## Start Data shown
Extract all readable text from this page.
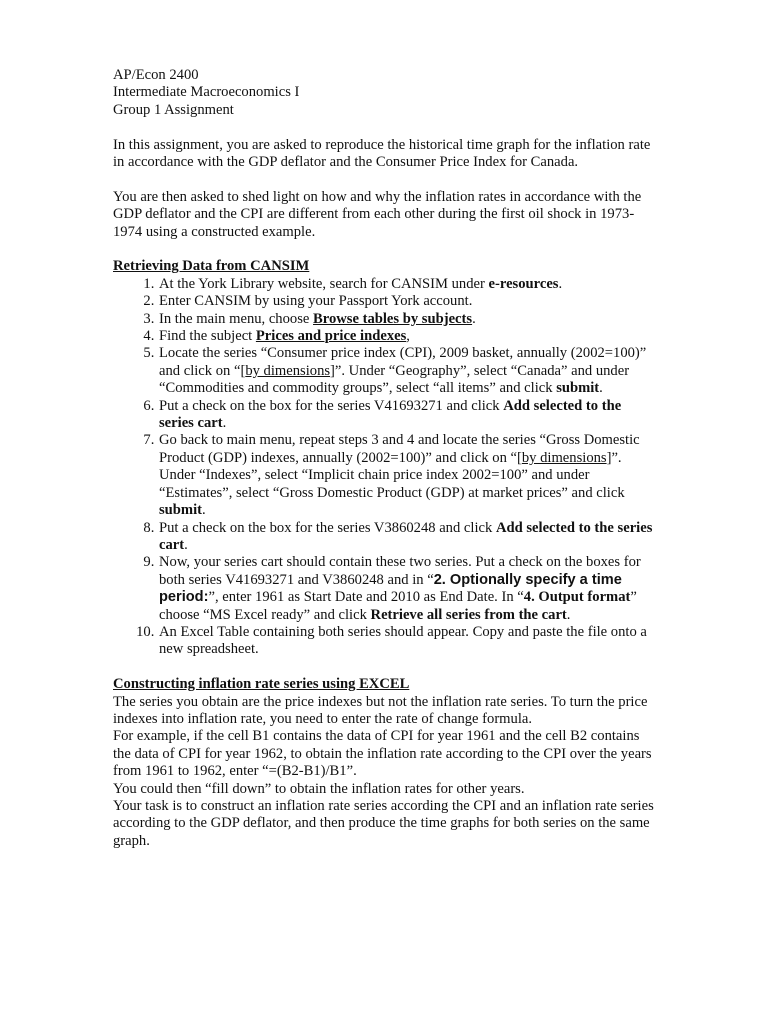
AP/Econ 2400

Intermediate Macroeconomics I

Group 1 Assignment

In this assignment, you are asked to reproduce the historical time graph for the inflation rate in accordance with the GDP deflator and the Consumer Price Index for Canada.

You are then asked to shed light on how and why the inflation rates in accordance with the GDP deflator and the CPI are different from each other during the first oil shock in 1973-1974 using a constructed example.

Retrieving Data from CANSIM

1. At the York Library website, search for CANSIM under e-resources.
2. Enter CANSIM by using your Passport York account.
3. In the main menu, choose Browse tables by subjects.
4. Find the subject Prices and price indexes,
5. Locate the series “Consumer price index (CPI), 2009 basket, annually (2002=100)” and click on “[by dimensions]”. Under “Geography”, select “Canada” and under “Commodities and commodity groups”, select “all items” and click submit.
6. Put a check on the box for the series V41693271 and click Add selected to the series cart.
7. Go back to main menu, repeat steps 3 and 4 and locate the series “Gross Domestic Product (GDP) indexes, annually (2002=100)” and click on “[by dimensions]”. Under “Indexes”, select “Implicit chain price index 2002=100” and under “Estimates”, select “Gross Domestic Product (GDP) at market prices” and click submit.
8. Put a check on the box for the series V3860248 and click Add selected to the series cart.
9. Now, your series cart should contain these two series. Put a check on the boxes for both series V41693271 and V3860248 and in “2. Optionally specify a time period:”, enter 1961 as Start Date and 2010 as End Date. In “4. Output format” choose “MS Excel ready” and click Retrieve all series from the cart.
10. An Excel Table containing both series should appear. Copy and paste the file onto a new spreadsheet.

Constructing inflation rate series using EXCEL

The series you obtain are the price indexes but not the inflation rate series. To turn the price indexes into inflation rate, you need to enter the rate of change formula.

For example, if the cell B1 contains the data of CPI for year 1961 and the cell B2 contains the data of CPI for year 1962, to obtain the inflation rate according to the CPI over the years from 1961 to 1962, enter “=(B2-B1)/B1”.

You could then “fill down” to obtain the inflation rates for other years.

Your task is to construct an inflation rate series according the CPI and an inflation rate series according to the GDP deflator, and then produce the time graphs for both series on the same graph.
## End Data shown
__Aim__.
Show every line from the entries above in which "Canada" appears.

__Correct response__.
In this assignment, you are asked to reproduce the historical time graph for the inflation rate in accordance with the GDP deflator and the Consumer Price Index for Canada.
5. Locate the series “Consumer price index (CPI), 2009 basket, annually (2002=100)” and click on “[by dimensions]”. Under “Geography”, select “Canada” and under “Commodities and commodity groups”, select “all items” and click submit.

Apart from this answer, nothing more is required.